## STATED PROBLEM
Give the data a second time, exactly and in full.

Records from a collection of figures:
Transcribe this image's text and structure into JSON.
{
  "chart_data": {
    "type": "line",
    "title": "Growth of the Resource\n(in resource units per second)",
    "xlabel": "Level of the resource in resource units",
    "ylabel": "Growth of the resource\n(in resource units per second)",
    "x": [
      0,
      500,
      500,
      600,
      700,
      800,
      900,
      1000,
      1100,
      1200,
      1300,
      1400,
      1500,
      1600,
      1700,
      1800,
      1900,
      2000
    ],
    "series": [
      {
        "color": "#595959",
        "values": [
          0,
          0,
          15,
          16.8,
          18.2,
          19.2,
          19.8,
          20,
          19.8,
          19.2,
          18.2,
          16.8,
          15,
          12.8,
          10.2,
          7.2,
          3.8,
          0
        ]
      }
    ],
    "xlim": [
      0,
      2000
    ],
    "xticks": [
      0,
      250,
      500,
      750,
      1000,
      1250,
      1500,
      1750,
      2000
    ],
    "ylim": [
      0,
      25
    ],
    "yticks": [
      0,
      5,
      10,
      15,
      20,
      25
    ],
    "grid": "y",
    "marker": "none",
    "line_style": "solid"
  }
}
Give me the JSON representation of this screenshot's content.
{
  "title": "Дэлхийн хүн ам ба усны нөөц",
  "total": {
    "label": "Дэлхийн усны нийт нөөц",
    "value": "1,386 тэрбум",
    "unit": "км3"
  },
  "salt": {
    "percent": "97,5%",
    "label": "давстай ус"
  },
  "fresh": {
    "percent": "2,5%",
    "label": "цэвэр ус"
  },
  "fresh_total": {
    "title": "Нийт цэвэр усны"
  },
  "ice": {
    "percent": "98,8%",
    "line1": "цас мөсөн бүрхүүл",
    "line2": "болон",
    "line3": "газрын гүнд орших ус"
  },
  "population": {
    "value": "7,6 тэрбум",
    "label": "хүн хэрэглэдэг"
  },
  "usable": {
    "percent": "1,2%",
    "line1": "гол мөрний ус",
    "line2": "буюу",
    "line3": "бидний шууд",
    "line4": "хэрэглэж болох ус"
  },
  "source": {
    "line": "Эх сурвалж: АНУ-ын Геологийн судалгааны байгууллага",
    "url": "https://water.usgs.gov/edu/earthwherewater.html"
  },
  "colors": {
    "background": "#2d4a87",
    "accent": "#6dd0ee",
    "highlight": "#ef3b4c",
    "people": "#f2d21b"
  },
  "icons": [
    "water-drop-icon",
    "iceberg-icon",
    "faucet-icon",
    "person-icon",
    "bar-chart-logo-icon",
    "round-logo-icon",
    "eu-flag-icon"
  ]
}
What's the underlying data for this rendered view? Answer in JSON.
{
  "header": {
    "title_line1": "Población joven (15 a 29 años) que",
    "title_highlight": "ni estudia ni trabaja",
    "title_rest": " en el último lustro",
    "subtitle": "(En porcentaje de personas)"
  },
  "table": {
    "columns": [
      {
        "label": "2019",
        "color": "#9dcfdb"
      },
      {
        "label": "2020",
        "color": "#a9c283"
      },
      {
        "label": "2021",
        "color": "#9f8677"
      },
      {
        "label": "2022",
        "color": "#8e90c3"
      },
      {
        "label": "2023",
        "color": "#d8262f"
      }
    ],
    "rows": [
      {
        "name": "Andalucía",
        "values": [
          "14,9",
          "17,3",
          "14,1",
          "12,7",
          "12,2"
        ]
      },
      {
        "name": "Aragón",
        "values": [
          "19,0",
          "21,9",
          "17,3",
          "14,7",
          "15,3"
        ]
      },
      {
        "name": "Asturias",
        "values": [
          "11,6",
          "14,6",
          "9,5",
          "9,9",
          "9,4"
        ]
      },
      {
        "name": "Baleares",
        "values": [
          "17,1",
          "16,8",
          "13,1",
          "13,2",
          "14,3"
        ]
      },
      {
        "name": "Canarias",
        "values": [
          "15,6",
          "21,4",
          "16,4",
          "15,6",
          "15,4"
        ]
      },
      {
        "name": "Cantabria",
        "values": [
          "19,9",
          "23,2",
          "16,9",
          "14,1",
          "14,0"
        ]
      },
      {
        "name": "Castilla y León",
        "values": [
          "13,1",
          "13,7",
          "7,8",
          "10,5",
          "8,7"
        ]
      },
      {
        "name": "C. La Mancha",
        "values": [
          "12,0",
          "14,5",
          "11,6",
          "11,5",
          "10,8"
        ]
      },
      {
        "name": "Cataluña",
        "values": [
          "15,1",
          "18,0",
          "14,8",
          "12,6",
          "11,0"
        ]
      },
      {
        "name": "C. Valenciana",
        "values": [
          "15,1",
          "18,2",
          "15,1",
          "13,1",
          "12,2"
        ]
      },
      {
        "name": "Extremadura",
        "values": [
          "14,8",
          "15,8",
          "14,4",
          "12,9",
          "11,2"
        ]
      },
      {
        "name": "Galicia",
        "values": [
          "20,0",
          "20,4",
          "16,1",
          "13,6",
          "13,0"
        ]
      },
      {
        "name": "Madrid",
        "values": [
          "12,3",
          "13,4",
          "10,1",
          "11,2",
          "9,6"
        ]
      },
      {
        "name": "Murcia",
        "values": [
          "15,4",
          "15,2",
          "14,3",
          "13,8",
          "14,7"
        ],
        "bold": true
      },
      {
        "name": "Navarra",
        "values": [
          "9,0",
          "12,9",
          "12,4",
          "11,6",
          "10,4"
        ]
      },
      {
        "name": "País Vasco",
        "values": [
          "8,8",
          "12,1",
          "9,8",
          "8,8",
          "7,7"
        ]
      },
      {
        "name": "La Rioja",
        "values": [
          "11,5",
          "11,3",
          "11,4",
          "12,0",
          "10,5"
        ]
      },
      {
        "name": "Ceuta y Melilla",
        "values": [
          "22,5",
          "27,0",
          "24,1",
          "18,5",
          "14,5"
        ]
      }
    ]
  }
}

## SOLUTION TO THE PROBLEM
Transcribe this image's text and structure into JSON.
{
  "chart_data": {
    "type": "line",
    "title": "Growth of the Resource\n(in resource units per second)",
    "xlabel": "Level of the resource in resource units",
    "ylabel": "Growth of the resource\n(in resource units per second)",
    "x": [
      0,
      500,
      500,
      600,
      700,
      800,
      900,
      1000,
      1100,
      1200,
      1300,
      1400,
      1500,
      1600,
      1700,
      1800,
      1900,
      2000
    ],
    "series": [
      {
        "color": "#595959",
        "values": [
          0,
          0,
          15,
          16.8,
          18.2,
          19.2,
          19.8,
          20,
          19.8,
          19.2,
          18.2,
          16.8,
          15,
          12.8,
          10.2,
          7.2,
          3.8,
          0
        ]
      }
    ],
    "xlim": [
      0,
      2000
    ],
    "xticks": [
      0,
      250,
      500,
      750,
      1000,
      1250,
      1500,
      1750,
      2000
    ],
    "ylim": [
      0,
      25
    ],
    "yticks": [
      0,
      5,
      10,
      15,
      20,
      25
    ],
    "grid": "y",
    "marker": "none",
    "line_style": "solid"
  }
}
Give me the JSON representation of this screenshot's content.
{
  "title": "Дэлхийн хүн ам ба усны нөөц",
  "total": {
    "label": "Дэлхийн усны нийт нөөц",
    "value": "1,386 тэрбум",
    "unit": "км3"
  },
  "salt": {
    "percent": "97,5%",
    "label": "давстай ус"
  },
  "fresh": {
    "percent": "2,5%",
    "label": "цэвэр ус"
  },
  "fresh_total": {
    "title": "Нийт цэвэр усны"
  },
  "ice": {
    "percent": "98,8%",
    "line1": "цас мөсөн бүрхүүл",
    "line2": "болон",
    "line3": "газрын гүнд орших ус"
  },
  "population": {
    "value": "7,6 тэрбум",
    "label": "хүн хэрэглэдэг"
  },
  "usable": {
    "percent": "1,2%",
    "line1": "гол мөрний ус",
    "line2": "буюу",
    "line3": "бидний шууд",
    "line4": "хэрэглэж болох ус"
  },
  "source": {
    "line": "Эх сурвалж: АНУ-ын Геологийн судалгааны байгууллага",
    "url": "https://water.usgs.gov/edu/earthwherewater.html"
  },
  "colors": {
    "background": "#2d4a87",
    "accent": "#6dd0ee",
    "highlight": "#ef3b4c",
    "people": "#f2d21b"
  },
  "icons": [
    "water-drop-icon",
    "iceberg-icon",
    "faucet-icon",
    "person-icon",
    "bar-chart-logo-icon",
    "round-logo-icon",
    "eu-flag-icon"
  ]
}
What's the underlying data for this rendered view? Answer in JSON.
{
  "header": {
    "title_line1": "Población joven (15 a 29 años) que",
    "title_highlight": "ni estudia ni trabaja",
    "title_rest": " en el último lustro",
    "subtitle": "(En porcentaje de personas)"
  },
  "table": {
    "columns": [
      {
        "label": "2019",
        "color": "#9dcfdb"
      },
      {
        "label": "2020",
        "color": "#a9c283"
      },
      {
        "label": "2021",
        "color": "#9f8677"
      },
      {
        "label": "2022",
        "color": "#8e90c3"
      },
      {
        "label": "2023",
        "color": "#d8262f"
      }
    ],
    "rows": [
      {
        "name": "Andalucía",
        "values": [
          "14,9",
          "17,3",
          "14,1",
          "12,7",
          "12,2"
        ]
      },
      {
        "name": "Aragón",
        "values": [
          "19,0",
          "21,9",
          "17,3",
          "14,7",
          "15,3"
        ]
      },
      {
        "name": "Asturias",
        "values": [
          "11,6",
          "14,6",
          "9,5",
          "9,9",
          "9,4"
        ]
      },
      {
        "name": "Baleares",
        "values": [
          "17,1",
          "16,8",
          "13,1",
          "13,2",
          "14,3"
        ]
      },
      {
        "name": "Canarias",
        "values": [
          "15,6",
          "21,4",
          "16,4",
          "15,6",
          "15,4"
        ]
      },
      {
        "name": "Cantabria",
        "values": [
          "19,9",
          "23,2",
          "16,9",
          "14,1",
          "14,0"
        ]
      },
      {
        "name": "Castilla y León",
        "values": [
          "13,1",
          "13,7",
          "7,8",
          "10,5",
          "8,7"
        ]
      },
      {
        "name": "C. La Mancha",
        "values": [
          "12,0",
          "14,5",
          "11,6",
          "11,5",
          "10,8"
        ]
      },
      {
        "name": "Cataluña",
        "values": [
          "15,1",
          "18,0",
          "14,8",
          "12,6",
          "11,0"
        ]
      },
      {
        "name": "C. Valenciana",
        "values": [
          "15,1",
          "18,2",
          "15,1",
          "13,1",
          "12,2"
        ]
      },
      {
        "name": "Extremadura",
        "values": [
          "14,8",
          "15,8",
          "14,4",
          "12,9",
          "11,2"
        ]
      },
      {
        "name": "Galicia",
        "values": [
          "20,0",
          "20,4",
          "16,1",
          "13,6",
          "13,0"
        ]
      },
      {
        "name": "Madrid",
        "values": [
          "12,3",
          "13,4",
          "10,1",
          "11,2",
          "9,6"
        ]
      },
      {
        "name": "Murcia",
        "values": [
          "15,4",
          "15,2",
          "14,3",
          "13,8",
          "14,7"
        ],
        "bold": true
      },
      {
        "name": "Navarra",
        "values": [
          "9,0",
          "12,9",
          "12,4",
          "11,6",
          "10,4"
        ]
      },
      {
        "name": "País Vasco",
        "values": [
          "8,8",
          "12,1",
          "9,8",
          "8,8",
          "7,7"
        ]
      },
      {
        "name": "La Rioja",
        "values": [
          "11,5",
          "11,3",
          "11,4",
          "12,0",
          "10,5"
        ]
      },
      {
        "name": "Ceuta y Melilla",
        "values": [
          "22,5",
          "27,0",
          "24,1",
          "18,5",
          "14,5"
        ]
      }
    ]
  }
}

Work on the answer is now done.